*Description of the task*:
Look through the data below. Show each line where the string "this" occurs.

"""

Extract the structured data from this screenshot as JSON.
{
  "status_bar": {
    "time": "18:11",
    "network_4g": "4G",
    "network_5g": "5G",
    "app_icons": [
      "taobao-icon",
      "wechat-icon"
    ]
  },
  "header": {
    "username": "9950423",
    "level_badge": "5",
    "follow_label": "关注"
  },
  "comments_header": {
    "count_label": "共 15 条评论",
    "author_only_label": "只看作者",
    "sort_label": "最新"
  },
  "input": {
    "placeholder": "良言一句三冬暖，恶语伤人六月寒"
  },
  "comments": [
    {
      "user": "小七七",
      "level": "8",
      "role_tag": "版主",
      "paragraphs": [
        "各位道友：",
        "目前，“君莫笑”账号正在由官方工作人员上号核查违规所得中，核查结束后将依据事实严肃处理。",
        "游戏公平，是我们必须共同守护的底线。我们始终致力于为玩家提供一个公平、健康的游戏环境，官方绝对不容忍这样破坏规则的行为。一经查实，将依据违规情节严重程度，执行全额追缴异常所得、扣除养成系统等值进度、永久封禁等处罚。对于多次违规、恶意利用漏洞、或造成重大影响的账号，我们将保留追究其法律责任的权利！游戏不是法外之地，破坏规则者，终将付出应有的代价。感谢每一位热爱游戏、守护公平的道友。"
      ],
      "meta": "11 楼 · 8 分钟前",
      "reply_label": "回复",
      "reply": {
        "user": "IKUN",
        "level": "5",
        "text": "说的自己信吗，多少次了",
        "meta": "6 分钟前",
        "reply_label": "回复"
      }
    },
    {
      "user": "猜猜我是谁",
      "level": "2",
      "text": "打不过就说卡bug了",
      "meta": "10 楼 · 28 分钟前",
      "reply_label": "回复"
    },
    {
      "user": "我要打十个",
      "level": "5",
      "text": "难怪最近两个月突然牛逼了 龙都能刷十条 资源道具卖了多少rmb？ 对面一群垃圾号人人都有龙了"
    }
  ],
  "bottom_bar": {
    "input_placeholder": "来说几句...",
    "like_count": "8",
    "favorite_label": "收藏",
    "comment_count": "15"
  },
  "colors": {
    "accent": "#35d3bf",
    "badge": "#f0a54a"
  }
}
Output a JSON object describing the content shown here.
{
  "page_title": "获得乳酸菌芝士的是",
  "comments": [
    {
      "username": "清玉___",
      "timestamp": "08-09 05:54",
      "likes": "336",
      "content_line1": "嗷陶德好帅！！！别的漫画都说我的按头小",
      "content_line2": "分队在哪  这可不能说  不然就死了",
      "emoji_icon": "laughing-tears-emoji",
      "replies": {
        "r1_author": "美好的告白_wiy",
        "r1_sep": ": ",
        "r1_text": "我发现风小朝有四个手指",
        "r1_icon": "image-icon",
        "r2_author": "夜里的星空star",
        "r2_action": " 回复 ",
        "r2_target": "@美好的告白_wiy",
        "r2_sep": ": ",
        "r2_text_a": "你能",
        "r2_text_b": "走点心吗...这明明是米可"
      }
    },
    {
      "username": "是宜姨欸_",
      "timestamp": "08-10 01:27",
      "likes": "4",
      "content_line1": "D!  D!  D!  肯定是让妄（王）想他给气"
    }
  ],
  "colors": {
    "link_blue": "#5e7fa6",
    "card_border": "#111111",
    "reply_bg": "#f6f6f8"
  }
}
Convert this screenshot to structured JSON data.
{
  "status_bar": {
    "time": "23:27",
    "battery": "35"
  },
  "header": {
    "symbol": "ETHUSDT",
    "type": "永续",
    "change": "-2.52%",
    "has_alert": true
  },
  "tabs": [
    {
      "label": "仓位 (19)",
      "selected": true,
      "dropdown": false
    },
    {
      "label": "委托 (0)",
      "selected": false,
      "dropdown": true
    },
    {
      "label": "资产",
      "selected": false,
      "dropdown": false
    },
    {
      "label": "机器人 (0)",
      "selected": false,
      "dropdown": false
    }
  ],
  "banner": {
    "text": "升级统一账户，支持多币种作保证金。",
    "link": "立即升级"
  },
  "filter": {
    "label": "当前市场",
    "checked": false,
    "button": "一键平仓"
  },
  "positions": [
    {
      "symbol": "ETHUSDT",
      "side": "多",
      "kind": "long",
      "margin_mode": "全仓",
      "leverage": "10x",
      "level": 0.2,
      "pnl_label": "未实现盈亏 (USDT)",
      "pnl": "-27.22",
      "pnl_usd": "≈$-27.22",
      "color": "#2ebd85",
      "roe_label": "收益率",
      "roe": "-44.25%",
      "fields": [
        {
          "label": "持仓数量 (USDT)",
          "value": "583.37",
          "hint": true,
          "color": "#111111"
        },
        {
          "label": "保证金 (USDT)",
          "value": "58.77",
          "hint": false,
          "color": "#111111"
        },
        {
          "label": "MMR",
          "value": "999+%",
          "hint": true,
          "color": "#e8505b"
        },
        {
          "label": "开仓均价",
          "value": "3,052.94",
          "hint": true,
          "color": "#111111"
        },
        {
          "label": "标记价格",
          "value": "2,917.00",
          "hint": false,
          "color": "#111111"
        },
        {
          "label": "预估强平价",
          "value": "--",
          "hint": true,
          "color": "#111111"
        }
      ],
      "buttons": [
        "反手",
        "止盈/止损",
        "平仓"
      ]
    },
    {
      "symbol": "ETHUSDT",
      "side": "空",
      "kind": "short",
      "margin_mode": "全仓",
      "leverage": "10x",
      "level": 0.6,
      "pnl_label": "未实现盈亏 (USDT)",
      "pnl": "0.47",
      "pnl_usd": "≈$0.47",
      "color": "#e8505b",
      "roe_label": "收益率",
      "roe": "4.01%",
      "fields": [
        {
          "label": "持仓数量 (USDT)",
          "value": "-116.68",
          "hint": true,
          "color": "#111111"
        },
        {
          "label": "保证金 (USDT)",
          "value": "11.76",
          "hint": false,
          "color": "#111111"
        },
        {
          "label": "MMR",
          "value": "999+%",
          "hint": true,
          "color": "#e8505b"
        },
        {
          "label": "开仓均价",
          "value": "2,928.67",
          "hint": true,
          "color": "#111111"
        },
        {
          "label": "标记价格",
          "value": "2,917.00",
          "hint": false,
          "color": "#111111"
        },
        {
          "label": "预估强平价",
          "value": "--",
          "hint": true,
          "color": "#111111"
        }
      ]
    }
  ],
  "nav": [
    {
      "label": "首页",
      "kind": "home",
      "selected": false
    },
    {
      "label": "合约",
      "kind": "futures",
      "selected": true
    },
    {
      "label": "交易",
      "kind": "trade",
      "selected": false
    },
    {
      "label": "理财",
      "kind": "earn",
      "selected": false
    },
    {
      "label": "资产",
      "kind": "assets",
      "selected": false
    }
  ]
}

"""

*Solution below*:
Extract the structured data from this screenshot as JSON.
Convert this screenshot to structured JSON data.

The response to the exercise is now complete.